For this exercise, copy out each line of the material below that includes "frac".

..............................

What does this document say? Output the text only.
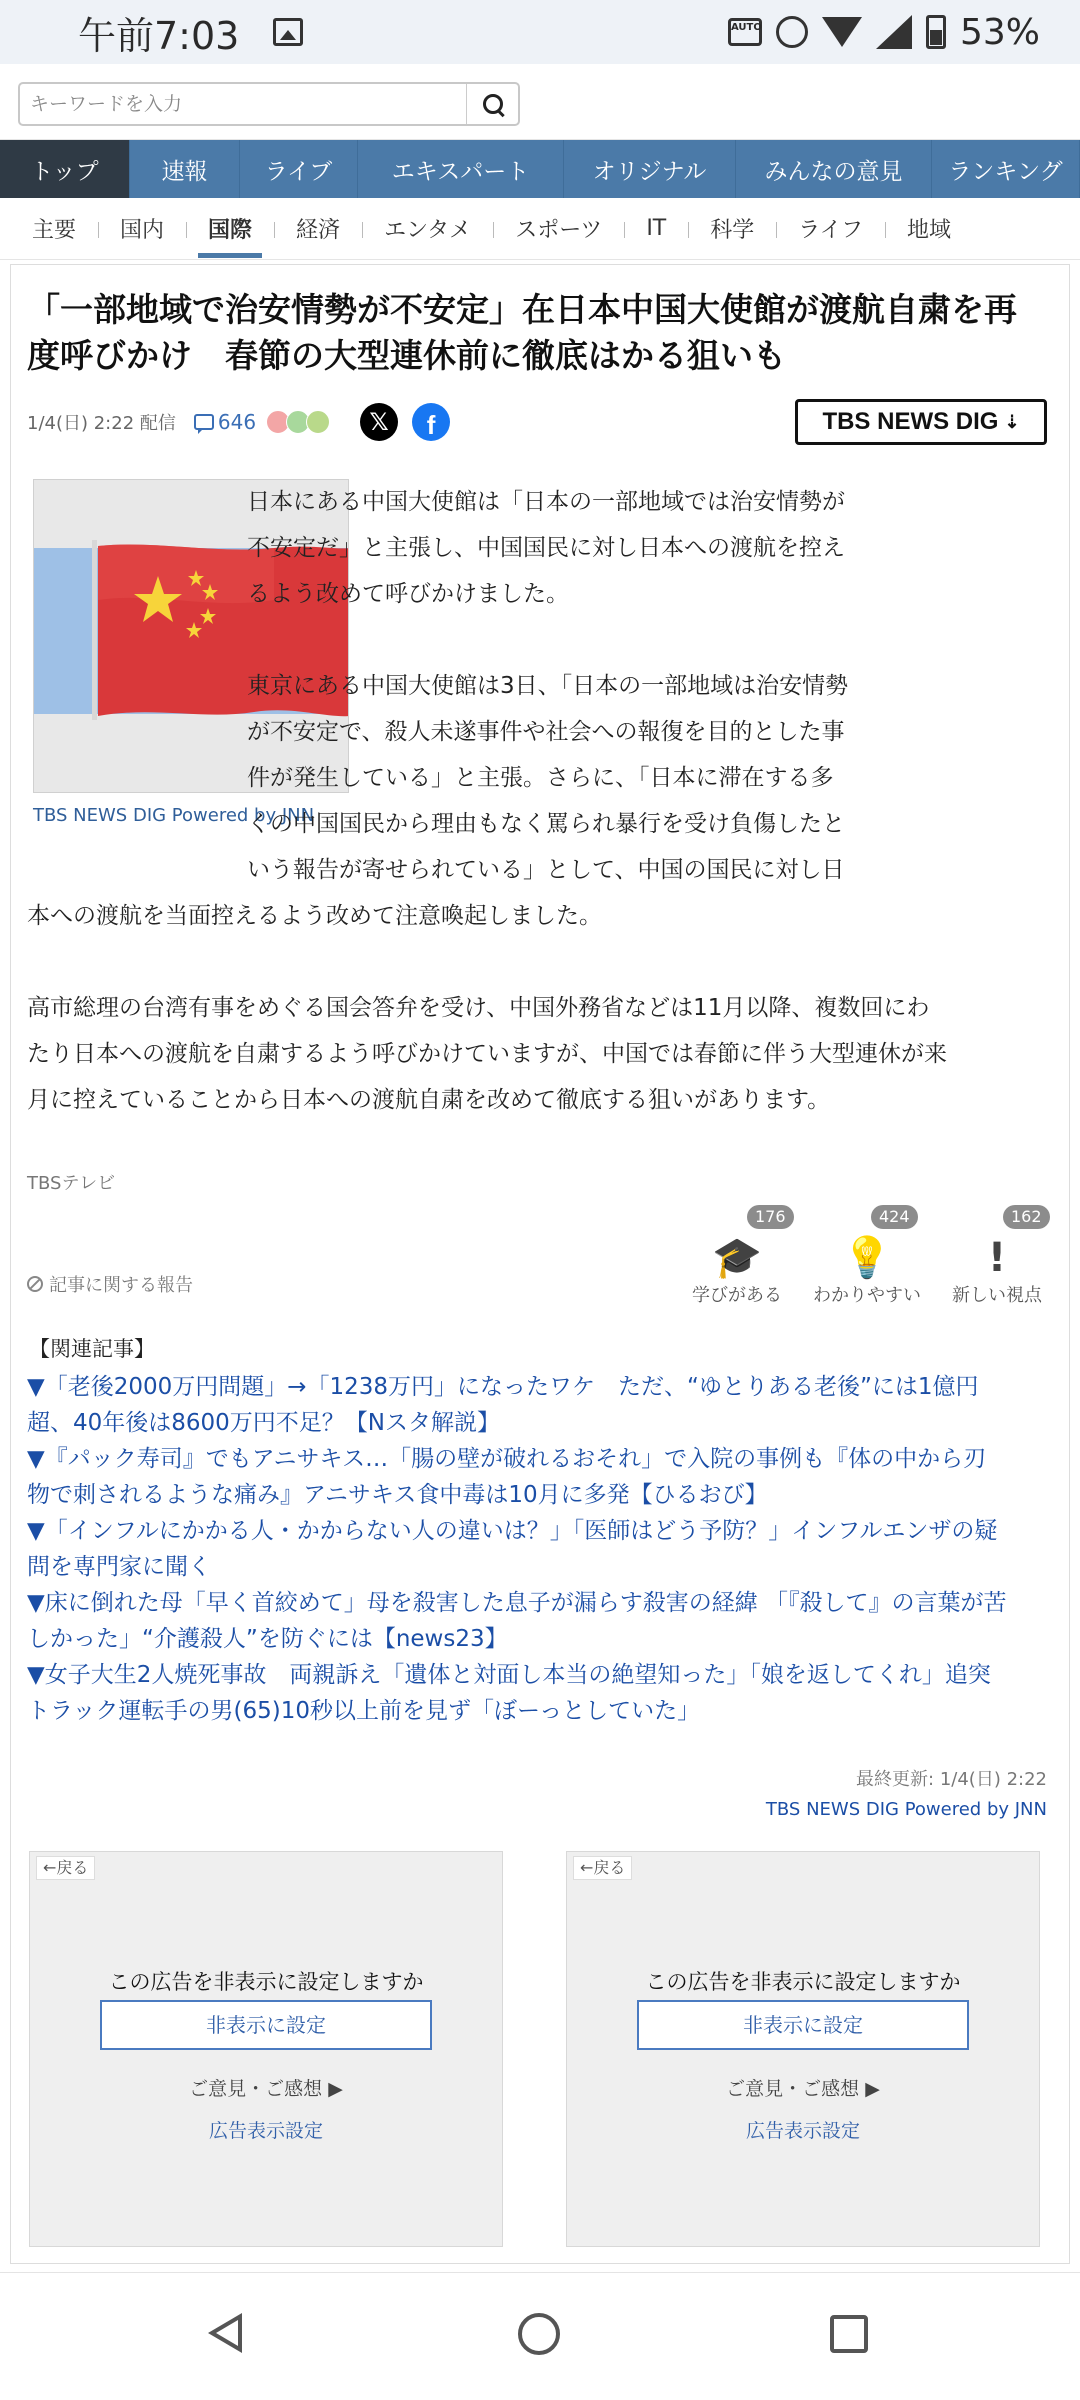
午前7:03	AUTO	53%
キーワードを入力
トップ	速報	ライブ	エキスパート	オリジナル	みんなの意見	ランキング
主要	国内	国際	経済	エンタメ	スポーツ	IT	科学	ライフ	地域
「一部地域で治安情勢が不安定」在日本中国大使館が渡航自粛を再度呼びかけ　春節の大型連休前に徹底はかる狙いも
1/4(日) 2:22 配信 646	𝕏	f	TBS NEWS DIG ⇣
TBS NEWS DIG Powered by JNN
日本にある中国大使館は「日本の一部地域では治安情勢が
不安定だ」と主張し、中国国民に対し日本への渡航を控え
るよう改めて呼びかけました。
東京にある中国大使館は3日、「日本の一部地域は治安情勢
が不安定で、殺人未遂事件や社会への報復を目的とした事
件が発生している」と主張。さらに、「日本に滞在する多
くの中国国民から理由もなく罵られ暴行を受け負傷したと
いう報告が寄せられている」として、中国の国民に対し日
本への渡航を当面控えるよう改めて注意喚起しました。
高市総理の台湾有事をめぐる国会答弁を受け、中国外務省などは11月以降、複数回にわ
たり日本への渡航を自粛するよう呼びかけていますが、中国では春節に伴う大型連休が来
月に控えていることから日本への渡航自粛を改めて徹底する狙いがあります。
TBSテレビ
記事に関する報告
176
🎓
学びがある
424
💡
わかりやすい
162
!
新しい視点
【関連記事】
▼「老後2000万円問題」→「1238万円」になったワケ　ただ、“ゆとりある老後”には1億円
超、40年後は8600万円不足？【Nスタ解説】
▼『パック寿司』でもアニサキス…「腸の壁が破れるおそれ」で入院の事例も『体の中から刃
物で刺されるような痛み』アニサキス食中毒は10月に多発【ひるおび】
▼「インフルにかかる人・かからない人の違いは？」「医師はどう予防？」インフルエンザの疑
問を専門家に聞く
▼床に倒れた母「早く首絞めて」母を殺害した息子が漏らす殺害の経緯 「『殺して』の言葉が苦
しかった」“介護殺人”を防ぐには【news23】
▼女子大生2人焼死事故　両親訴え「遺体と対面し本当の絶望知った」「娘を返してくれ」追突
トラック運転手の男(65)10秒以上前を見ず「ぼーっとしていた」
最終更新: 1/4(日) 2:22
TBS NEWS DIG Powered by JNN
←戻る
この広告を非表示に設定しますか
非表示に設定
ご意見・ご感想 ▶
広告表示設定
←戻る
この広告を非表示に設定しますか
非表示に設定
ご意見・ご感想 ▶
広告表示設定
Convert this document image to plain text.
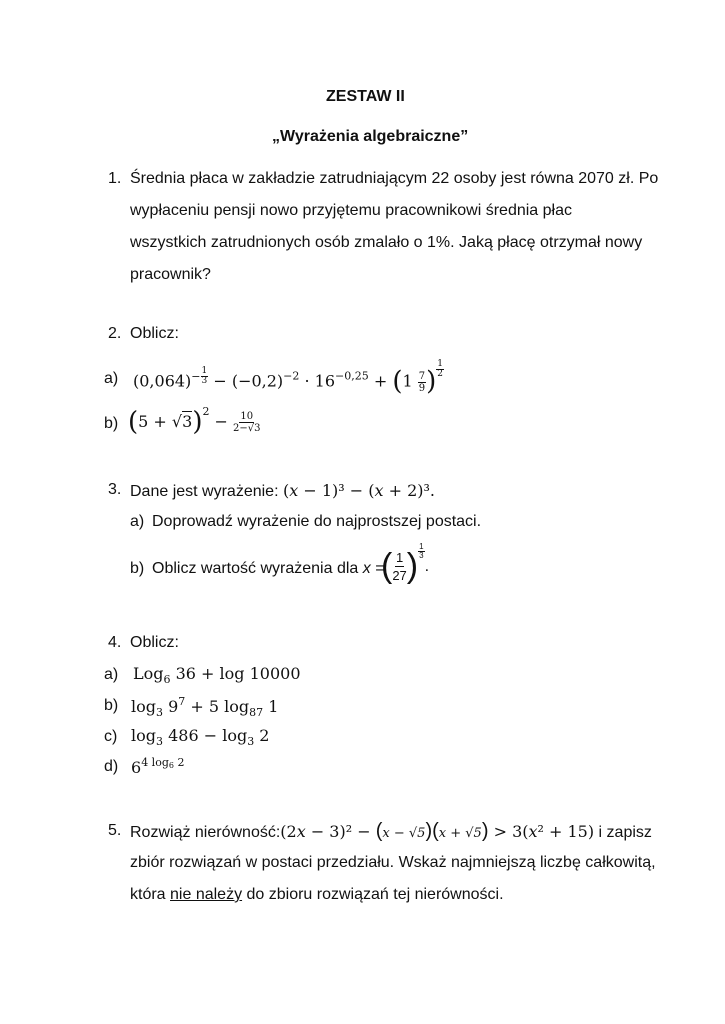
ZESTAW II
„Wyrażenia algebraiczne”
1. Średnia płaca w zakładzie zatrudniającym 22 osoby jest równa 2070 zł. Po
wypłaceniu pensji nowo przyjętemu pracownikowi średnia płac
wszystkich zatrudnionych osób zmalało o 1%. Jaką płacę otrzymał nowy
pracownik?
2. Oblicz:
a) $(0,064)^{- \frac{1}{3}} - (-0,2)^{-2} \cdot 16^{-0,25} + (1 \frac{7}{9}$ ) $^{\frac{1}{2}}$
b) $(5 + √3)^2 - \frac{10}{2-√3}$
3. Dane jest wyrażenie: (𝑥 − 1)³ − (𝑥 + 2)³.
a) Doprowadź wyrażenie do najprostszej postaci.
b) Oblicz wartość wyrażenia dla x =
( $\frac{1}{27}$ ) $\frac{1}{3}$
.
4. Oblicz:
a) Log$_6$ 36 + log 10000
b) $\log_3 9^7 + 5$ $\log_{87} 1$
c) $\log_3 486 - \log_3 2$
d) $6^{4 log6 2}$
5. Rozwiąż nierówność:(2𝑥 − 3)² − (x − √5)(x + √5) > 3(𝑥² + 15) i zapisz
zbiór rozwiązań w postaci przedziału. Wskaż najmniejszą liczbę całkowitą,
która nie należy do zbioru rozwiązań tej nierówności.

..............................

**Reply**.
a) $(0,064)^{- \frac{1}{3}} - (-0,2)^{-2} \cdot 16^{-0,25} + (1 \frac{7}{9}$ ) $^{\frac{1}{2}}$
b) $(5 + √3)^2 - \frac{10}{2-√3}$
( $\frac{1}{27}$ ) $\frac{1}{3}$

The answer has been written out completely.